Records for processing:
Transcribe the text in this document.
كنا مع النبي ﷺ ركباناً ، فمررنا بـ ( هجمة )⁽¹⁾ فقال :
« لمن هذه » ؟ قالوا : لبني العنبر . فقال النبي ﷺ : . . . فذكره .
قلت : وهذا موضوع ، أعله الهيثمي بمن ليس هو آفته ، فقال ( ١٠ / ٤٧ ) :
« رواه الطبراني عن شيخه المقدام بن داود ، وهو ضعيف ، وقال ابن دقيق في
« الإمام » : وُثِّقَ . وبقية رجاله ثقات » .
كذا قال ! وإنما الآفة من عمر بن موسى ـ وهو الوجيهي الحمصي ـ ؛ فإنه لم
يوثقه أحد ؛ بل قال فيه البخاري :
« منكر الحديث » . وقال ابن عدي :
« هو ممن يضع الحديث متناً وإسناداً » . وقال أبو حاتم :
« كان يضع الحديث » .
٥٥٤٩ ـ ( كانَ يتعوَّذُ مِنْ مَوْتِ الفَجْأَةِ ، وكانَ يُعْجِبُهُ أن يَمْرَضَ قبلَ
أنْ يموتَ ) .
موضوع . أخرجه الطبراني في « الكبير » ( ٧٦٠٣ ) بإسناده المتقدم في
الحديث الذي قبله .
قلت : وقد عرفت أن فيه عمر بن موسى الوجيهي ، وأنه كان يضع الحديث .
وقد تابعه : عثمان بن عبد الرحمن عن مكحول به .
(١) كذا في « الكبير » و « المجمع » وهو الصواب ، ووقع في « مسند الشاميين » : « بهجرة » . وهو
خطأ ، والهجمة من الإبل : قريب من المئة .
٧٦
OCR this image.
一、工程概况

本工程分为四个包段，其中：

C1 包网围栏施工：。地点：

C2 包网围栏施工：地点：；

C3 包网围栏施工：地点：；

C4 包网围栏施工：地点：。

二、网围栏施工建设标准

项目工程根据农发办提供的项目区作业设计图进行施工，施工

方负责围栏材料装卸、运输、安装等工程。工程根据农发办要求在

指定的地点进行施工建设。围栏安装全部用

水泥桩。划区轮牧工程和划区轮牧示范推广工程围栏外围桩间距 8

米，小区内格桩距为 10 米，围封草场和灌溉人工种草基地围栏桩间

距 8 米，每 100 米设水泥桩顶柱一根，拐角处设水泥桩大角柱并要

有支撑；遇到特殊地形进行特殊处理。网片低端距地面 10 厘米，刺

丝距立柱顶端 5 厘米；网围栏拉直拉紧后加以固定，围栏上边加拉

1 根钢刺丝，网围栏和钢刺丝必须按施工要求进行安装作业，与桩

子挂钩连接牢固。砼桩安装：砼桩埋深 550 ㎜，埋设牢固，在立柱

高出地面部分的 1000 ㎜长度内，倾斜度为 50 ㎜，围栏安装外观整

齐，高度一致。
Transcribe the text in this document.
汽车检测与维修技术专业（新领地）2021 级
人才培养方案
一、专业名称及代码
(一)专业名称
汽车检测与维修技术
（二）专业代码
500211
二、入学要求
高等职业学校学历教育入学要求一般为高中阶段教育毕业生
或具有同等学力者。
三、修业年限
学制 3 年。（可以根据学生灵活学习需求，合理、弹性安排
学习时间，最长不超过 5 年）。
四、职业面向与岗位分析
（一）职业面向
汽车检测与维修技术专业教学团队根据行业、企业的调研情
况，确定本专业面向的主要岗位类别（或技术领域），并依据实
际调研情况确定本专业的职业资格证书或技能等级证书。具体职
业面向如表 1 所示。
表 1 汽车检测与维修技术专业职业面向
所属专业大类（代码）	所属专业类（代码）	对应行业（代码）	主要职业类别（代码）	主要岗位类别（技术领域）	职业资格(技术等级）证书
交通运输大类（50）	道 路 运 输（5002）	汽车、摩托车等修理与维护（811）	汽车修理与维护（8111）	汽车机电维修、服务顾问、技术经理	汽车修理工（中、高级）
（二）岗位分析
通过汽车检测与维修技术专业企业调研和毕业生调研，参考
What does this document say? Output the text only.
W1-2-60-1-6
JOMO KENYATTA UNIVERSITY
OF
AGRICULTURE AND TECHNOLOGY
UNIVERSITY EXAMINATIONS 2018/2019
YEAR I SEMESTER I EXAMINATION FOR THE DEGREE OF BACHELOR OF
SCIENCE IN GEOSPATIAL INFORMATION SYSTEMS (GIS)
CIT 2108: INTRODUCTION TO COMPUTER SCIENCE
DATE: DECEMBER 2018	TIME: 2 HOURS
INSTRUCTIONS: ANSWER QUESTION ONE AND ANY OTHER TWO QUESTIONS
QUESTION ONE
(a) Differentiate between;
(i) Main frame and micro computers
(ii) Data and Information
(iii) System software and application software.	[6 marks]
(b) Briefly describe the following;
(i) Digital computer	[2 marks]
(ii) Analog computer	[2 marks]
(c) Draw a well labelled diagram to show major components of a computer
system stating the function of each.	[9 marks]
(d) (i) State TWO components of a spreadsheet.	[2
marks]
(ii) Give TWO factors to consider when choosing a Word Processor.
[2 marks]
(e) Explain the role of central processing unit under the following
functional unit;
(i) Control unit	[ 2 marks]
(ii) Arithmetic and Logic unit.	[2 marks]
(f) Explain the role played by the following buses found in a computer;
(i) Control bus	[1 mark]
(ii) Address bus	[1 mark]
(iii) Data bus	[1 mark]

Problem statement: Single out each line of the records above with the string "unit" in it, and copy it.

Result for this task:
(e) Explain the role of central processing unit under the following
functional unit;
(i) Control unit	[ 2 marks]
(ii) Arithmetic and Logic unit.	[2 marks]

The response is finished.